[WHAT YOU ARE ASKED TO DO]
Starting with the first line, output the data exactly through to the end.

-- DATA follows --

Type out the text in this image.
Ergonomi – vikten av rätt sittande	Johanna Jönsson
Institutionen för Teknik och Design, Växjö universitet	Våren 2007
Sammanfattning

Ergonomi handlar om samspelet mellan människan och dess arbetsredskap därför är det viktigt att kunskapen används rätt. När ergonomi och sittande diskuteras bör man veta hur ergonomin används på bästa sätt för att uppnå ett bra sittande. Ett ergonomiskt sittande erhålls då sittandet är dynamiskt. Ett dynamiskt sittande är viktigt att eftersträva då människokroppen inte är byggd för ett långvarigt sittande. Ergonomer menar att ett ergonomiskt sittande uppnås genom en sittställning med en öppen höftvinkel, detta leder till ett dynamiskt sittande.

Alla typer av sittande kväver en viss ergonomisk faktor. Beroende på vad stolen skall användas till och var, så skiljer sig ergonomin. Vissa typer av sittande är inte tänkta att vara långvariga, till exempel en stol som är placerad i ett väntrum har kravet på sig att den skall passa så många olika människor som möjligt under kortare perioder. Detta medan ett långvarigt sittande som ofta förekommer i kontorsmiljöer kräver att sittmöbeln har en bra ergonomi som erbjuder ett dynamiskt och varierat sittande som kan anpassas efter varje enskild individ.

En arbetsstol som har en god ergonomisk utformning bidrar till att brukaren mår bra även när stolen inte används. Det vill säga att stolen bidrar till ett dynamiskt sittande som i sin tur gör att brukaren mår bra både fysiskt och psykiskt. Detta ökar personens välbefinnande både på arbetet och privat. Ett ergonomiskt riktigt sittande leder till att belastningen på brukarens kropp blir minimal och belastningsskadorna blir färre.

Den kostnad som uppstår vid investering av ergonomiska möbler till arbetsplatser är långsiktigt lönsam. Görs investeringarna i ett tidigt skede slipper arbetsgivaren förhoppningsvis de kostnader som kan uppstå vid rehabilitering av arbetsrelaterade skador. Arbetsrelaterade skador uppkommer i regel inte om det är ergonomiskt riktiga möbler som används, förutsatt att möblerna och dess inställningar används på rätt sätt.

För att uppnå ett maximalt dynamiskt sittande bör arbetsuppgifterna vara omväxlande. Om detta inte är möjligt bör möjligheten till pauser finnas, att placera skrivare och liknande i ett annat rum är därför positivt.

-- DATA concluded --

[SOLVED PROBLEM]
Type out the text in this image.
Ergonomi – vikten av rätt sittande	Johanna Jönsson
Institutionen för Teknik och Design, Växjö universitet	Våren 2007
Sammanfattning

Ergonomi handlar om samspelet mellan människan och dess arbetsredskap därför är det viktigt att kunskapen används rätt. När ergonomi och sittande diskuteras bör man veta hur ergonomin används på bästa sätt för att uppnå ett bra sittande. Ett ergonomiskt sittande erhålls då sittandet är dynamiskt. Ett dynamiskt sittande är viktigt att eftersträva då människokroppen inte är byggd för ett långvarigt sittande. Ergonomer menar att ett ergonomiskt sittande uppnås genom en sittställning med en öppen höftvinkel, detta leder till ett dynamiskt sittande.

Alla typer av sittande kväver en viss ergonomisk faktor. Beroende på vad stolen skall användas till och var, så skiljer sig ergonomin. Vissa typer av sittande är inte tänkta att vara långvariga, till exempel en stol som är placerad i ett väntrum har kravet på sig att den skall passa så många olika människor som möjligt under kortare perioder. Detta medan ett långvarigt sittande som ofta förekommer i kontorsmiljöer kräver att sittmöbeln har en bra ergonomi som erbjuder ett dynamiskt och varierat sittande som kan anpassas efter varje enskild individ.

En arbetsstol som har en god ergonomisk utformning bidrar till att brukaren mår bra även när stolen inte används. Det vill säga att stolen bidrar till ett dynamiskt sittande som i sin tur gör att brukaren mår bra både fysiskt och psykiskt. Detta ökar personens välbefinnande både på arbetet och privat. Ett ergonomiskt riktigt sittande leder till att belastningen på brukarens kropp blir minimal och belastningsskadorna blir färre.

Den kostnad som uppstår vid investering av ergonomiska möbler till arbetsplatser är långsiktigt lönsam. Görs investeringarna i ett tidigt skede slipper arbetsgivaren förhoppningsvis de kostnader som kan uppstå vid rehabilitering av arbetsrelaterade skador. Arbetsrelaterade skador uppkommer i regel inte om det är ergonomiskt riktiga möbler som används, förutsatt att möblerna och dess inställningar används på rätt sätt.

För att uppnå ett maximalt dynamiskt sittande bör arbetsuppgifterna vara omväxlande. Om detta inte är möjligt bör möjligheten till pauser finnas, att placera skrivare och liknande i ett annat rum är därför positivt.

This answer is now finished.